**ITEMS**
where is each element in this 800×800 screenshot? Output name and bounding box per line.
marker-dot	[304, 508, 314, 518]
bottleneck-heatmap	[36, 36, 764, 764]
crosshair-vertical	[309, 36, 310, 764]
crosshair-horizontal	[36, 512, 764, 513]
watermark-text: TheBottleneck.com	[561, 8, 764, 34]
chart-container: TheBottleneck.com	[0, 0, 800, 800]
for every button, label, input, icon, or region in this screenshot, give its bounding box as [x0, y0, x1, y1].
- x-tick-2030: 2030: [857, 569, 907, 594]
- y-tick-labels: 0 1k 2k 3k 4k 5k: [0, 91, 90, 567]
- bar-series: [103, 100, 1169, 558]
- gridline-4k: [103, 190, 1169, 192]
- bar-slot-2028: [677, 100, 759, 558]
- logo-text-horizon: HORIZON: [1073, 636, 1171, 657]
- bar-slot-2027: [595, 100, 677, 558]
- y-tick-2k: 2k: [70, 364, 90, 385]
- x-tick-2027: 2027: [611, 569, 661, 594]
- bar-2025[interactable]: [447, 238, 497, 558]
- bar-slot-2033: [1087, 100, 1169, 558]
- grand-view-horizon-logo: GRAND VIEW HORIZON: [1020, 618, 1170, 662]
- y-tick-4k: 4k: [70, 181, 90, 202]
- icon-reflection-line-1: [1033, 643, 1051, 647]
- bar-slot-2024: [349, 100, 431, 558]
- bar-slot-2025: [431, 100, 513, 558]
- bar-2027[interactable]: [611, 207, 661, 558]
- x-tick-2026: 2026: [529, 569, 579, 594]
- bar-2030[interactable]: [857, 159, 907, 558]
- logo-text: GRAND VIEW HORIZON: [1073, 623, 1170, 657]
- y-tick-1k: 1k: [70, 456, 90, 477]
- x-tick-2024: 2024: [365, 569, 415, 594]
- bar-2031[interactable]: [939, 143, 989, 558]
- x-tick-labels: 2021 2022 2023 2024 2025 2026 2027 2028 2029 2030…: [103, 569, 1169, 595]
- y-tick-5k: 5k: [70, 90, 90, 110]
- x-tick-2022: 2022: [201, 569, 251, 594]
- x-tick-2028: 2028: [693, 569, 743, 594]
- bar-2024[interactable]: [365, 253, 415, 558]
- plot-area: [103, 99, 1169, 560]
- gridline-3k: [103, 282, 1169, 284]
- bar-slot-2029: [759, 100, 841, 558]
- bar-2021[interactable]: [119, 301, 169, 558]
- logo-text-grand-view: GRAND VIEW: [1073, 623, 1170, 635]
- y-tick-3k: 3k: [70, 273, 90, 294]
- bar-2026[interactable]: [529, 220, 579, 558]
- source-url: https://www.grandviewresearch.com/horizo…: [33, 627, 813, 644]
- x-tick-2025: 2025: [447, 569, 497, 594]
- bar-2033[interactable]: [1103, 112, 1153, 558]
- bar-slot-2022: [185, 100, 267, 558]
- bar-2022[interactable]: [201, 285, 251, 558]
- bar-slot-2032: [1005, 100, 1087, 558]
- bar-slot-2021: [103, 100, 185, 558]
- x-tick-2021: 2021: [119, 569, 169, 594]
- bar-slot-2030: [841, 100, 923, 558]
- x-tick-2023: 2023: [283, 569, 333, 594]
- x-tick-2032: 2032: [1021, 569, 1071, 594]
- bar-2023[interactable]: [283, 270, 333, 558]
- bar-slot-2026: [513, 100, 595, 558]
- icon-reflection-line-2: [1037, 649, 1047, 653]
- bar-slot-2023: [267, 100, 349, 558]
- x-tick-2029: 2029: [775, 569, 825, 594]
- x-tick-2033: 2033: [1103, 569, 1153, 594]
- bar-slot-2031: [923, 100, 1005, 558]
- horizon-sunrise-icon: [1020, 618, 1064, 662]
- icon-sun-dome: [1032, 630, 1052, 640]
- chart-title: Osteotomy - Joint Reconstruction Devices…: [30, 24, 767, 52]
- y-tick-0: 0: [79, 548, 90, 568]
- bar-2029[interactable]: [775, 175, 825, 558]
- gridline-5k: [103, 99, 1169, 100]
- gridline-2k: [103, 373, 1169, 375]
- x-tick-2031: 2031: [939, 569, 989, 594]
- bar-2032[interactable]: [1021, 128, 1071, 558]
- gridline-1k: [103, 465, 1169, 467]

**GIVEN TASK**
Rewrite all of the lines above, changing "screenshot" to "image" wherever it appears and leaving everything else as it is.

**RESULT OF THIS TASK**
where is each element in this 800×800 image? Output name and bounding box per line.
marker-dot	[304, 508, 314, 518]
bottleneck-heatmap	[36, 36, 764, 764]
crosshair-vertical	[309, 36, 310, 764]
crosshair-horizontal	[36, 512, 764, 513]
watermark-text: TheBottleneck.com	[561, 8, 764, 34]
chart-container: TheBottleneck.com	[0, 0, 800, 800]
for every button, label, input, icon, or region in this image, give its bounding box as [x0, y0, x1, y1].
- x-tick-2030: 2030: [857, 569, 907, 594]
- y-tick-labels: 0 1k 2k 3k 4k 5k: [0, 91, 90, 567]
- bar-series: [103, 100, 1169, 558]
- gridline-4k: [103, 190, 1169, 192]
- bar-slot-2028: [677, 100, 759, 558]
- logo-text-horizon: HORIZON: [1073, 636, 1171, 657]
- bar-slot-2027: [595, 100, 677, 558]
- y-tick-2k: 2k: [70, 364, 90, 385]
- x-tick-2027: 2027: [611, 569, 661, 594]
- bar-2025[interactable]: [447, 238, 497, 558]
- bar-slot-2033: [1087, 100, 1169, 558]
- grand-view-horizon-logo: GRAND VIEW HORIZON: [1020, 618, 1170, 662]
- y-tick-4k: 4k: [70, 181, 90, 202]
- icon-reflection-line-1: [1033, 643, 1051, 647]
- bar-slot-2024: [349, 100, 431, 558]
- bar-slot-2025: [431, 100, 513, 558]
- bar-2027[interactable]: [611, 207, 661, 558]
- x-tick-2026: 2026: [529, 569, 579, 594]
- bar-2030[interactable]: [857, 159, 907, 558]
- logo-text: GRAND VIEW HORIZON: [1073, 623, 1170, 657]
- y-tick-1k: 1k: [70, 456, 90, 477]
- x-tick-2024: 2024: [365, 569, 415, 594]
- bar-2031[interactable]: [939, 143, 989, 558]
- x-tick-labels: 2021 2022 2023 2024 2025 2026 2027 2028 2029 2030…: [103, 569, 1169, 595]
- y-tick-5k: 5k: [70, 90, 90, 110]
- x-tick-2022: 2022: [201, 569, 251, 594]
- x-tick-2028: 2028: [693, 569, 743, 594]
- bar-2024[interactable]: [365, 253, 415, 558]
- plot-area: [103, 99, 1169, 560]
- gridline-3k: [103, 282, 1169, 284]
- bar-slot-2029: [759, 100, 841, 558]
- bar-2021[interactable]: [119, 301, 169, 558]
- logo-text-grand-view: GRAND VIEW: [1073, 623, 1170, 635]
- y-tick-3k: 3k: [70, 273, 90, 294]
- bar-2026[interactable]: [529, 220, 579, 558]
- source-url: https://www.grandviewresearch.com/horizo…: [33, 627, 813, 644]
- x-tick-2025: 2025: [447, 569, 497, 594]
- bar-2033[interactable]: [1103, 112, 1153, 558]
- bar-slot-2022: [185, 100, 267, 558]
- bar-2022[interactable]: [201, 285, 251, 558]
- bar-slot-2032: [1005, 100, 1087, 558]
- bar-slot-2021: [103, 100, 185, 558]
- x-tick-2021: 2021: [119, 569, 169, 594]
- bar-slot-2030: [841, 100, 923, 558]
- x-tick-2023: 2023: [283, 569, 333, 594]
- x-tick-2032: 2032: [1021, 569, 1071, 594]
- bar-2023[interactable]: [283, 270, 333, 558]
- bar-slot-2026: [513, 100, 595, 558]
- icon-reflection-line-2: [1037, 649, 1047, 653]
- bar-slot-2023: [267, 100, 349, 558]
- x-tick-2029: 2029: [775, 569, 825, 594]
- x-tick-2033: 2033: [1103, 569, 1153, 594]
- bar-slot-2031: [923, 100, 1005, 558]
- horizon-sunrise-icon: [1020, 618, 1064, 662]
- icon-sun-dome: [1032, 630, 1052, 640]
- chart-title: Osteotomy - Joint Reconstruction Devices…: [30, 24, 767, 52]
- y-tick-0: 0: [79, 548, 90, 568]
- bar-2029[interactable]: [775, 175, 825, 558]
- gridline-5k: [103, 99, 1169, 100]
- gridline-2k: [103, 373, 1169, 375]
- x-tick-2031: 2031: [939, 569, 989, 594]
- bar-2032[interactable]: [1021, 128, 1071, 558]
- gridline-1k: [103, 465, 1169, 467]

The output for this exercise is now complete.